Materials provided ::
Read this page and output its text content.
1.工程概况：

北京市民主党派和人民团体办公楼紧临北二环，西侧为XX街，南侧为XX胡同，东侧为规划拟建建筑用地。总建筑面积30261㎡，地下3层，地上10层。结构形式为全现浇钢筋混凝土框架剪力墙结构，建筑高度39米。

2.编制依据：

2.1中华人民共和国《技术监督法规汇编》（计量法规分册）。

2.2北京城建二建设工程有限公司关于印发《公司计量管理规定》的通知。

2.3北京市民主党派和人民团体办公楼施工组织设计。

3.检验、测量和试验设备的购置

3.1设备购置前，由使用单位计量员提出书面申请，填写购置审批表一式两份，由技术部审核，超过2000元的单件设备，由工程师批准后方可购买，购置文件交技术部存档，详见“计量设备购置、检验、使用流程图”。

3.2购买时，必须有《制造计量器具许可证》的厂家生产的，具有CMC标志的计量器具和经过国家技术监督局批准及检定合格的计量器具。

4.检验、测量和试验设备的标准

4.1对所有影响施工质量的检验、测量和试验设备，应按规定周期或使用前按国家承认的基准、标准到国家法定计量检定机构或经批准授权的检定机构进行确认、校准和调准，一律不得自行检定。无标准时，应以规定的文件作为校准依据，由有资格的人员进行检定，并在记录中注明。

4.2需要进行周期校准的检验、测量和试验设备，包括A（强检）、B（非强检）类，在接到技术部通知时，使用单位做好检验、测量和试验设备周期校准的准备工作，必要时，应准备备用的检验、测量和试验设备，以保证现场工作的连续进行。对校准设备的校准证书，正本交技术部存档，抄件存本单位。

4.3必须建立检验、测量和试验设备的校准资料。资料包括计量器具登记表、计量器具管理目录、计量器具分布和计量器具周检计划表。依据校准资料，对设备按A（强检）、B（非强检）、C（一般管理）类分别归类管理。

Task to carry out :: Output each entry precisely as given.

Solved problem ::
Read this page and output its text content.
1.工程概况：

北京市民主党派和人民团体办公楼紧临北二环，西侧为XX街，南侧为XX胡同，东侧为规划拟建建筑用地。总建筑面积30261㎡，地下3层，地上10层。结构形式为全现浇钢筋混凝土框架剪力墙结构，建筑高度39米。

2.编制依据：

2.1中华人民共和国《技术监督法规汇编》（计量法规分册）。

2.2北京城建二建设工程有限公司关于印发《公司计量管理规定》的通知。

2.3北京市民主党派和人民团体办公楼施工组织设计。

3.检验、测量和试验设备的购置

3.1设备购置前，由使用单位计量员提出书面申请，填写购置审批表一式两份，由技术部审核，超过2000元的单件设备，由工程师批准后方可购买，购置文件交技术部存档，详见“计量设备购置、检验、使用流程图”。

3.2购买时，必须有《制造计量器具许可证》的厂家生产的，具有CMC标志的计量器具和经过国家技术监督局批准及检定合格的计量器具。

4.检验、测量和试验设备的标准

4.1对所有影响施工质量的检验、测量和试验设备，应按规定周期或使用前按国家承认的基准、标准到国家法定计量检定机构或经批准授权的检定机构进行确认、校准和调准，一律不得自行检定。无标准时，应以规定的文件作为校准依据，由有资格的人员进行检定，并在记录中注明。

4.2需要进行周期校准的检验、测量和试验设备，包括A（强检）、B（非强检）类，在接到技术部通知时，使用单位做好检验、测量和试验设备周期校准的准备工作，必要时，应准备备用的检验、测量和试验设备，以保证现场工作的连续进行。对校准设备的校准证书，正本交技术部存档，抄件存本单位。

4.3必须建立检验、测量和试验设备的校准资料。资料包括计量器具登记表、计量器具管理目录、计量器具分布和计量器具周检计划表。依据校准资料，对设备按A（强检）、B（非强检）、C（一般管理）类分别归类管理。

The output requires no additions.